Saved data entries

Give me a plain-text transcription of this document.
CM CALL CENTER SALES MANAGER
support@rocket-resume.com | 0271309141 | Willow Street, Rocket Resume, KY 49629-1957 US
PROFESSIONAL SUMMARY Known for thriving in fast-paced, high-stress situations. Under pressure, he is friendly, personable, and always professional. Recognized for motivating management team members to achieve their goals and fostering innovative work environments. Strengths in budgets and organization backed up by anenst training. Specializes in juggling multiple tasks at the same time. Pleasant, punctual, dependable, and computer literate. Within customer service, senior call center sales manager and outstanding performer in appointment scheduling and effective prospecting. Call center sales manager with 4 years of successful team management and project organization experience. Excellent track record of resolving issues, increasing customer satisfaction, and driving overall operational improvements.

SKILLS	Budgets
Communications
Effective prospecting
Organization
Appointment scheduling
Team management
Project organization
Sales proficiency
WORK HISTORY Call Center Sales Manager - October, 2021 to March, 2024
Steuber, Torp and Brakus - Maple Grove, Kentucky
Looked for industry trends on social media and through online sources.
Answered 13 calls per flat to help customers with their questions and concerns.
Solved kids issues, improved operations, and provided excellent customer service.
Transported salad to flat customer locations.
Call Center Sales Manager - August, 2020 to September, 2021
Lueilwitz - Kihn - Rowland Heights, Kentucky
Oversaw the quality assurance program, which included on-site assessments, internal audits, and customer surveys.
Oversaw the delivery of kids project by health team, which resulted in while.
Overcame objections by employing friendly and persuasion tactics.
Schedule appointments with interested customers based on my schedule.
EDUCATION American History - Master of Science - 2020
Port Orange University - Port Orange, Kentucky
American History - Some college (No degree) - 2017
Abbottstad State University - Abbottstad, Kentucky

◆ WHAT THE TASK ASKS:
Pull out every line holding "issues" from the records above, and copy it.

◆ SOLUTION:
PROFESSIONAL SUMMARY Known for thriving in fast-paced, high-stress situations. Under pressure, he is friendly, personable, and always professional. Recognized for motivating management team members to achieve their goals and fostering innovative work environments. Strengths in budgets and organization backed up by anenst training. Specializes in juggling multiple tasks at the same time. Pleasant, punctual, dependable, and computer literate. Within customer service, senior call center sales manager and outstanding performer in appointment scheduling and effective prospecting. Call center sales manager with 4 years of successful team management and project organization experience. Excellent track record of resolving issues, increasing customer satisfaction, and driving overall operational improvements.
Solved kids issues, improved operations, and provided excellent customer service.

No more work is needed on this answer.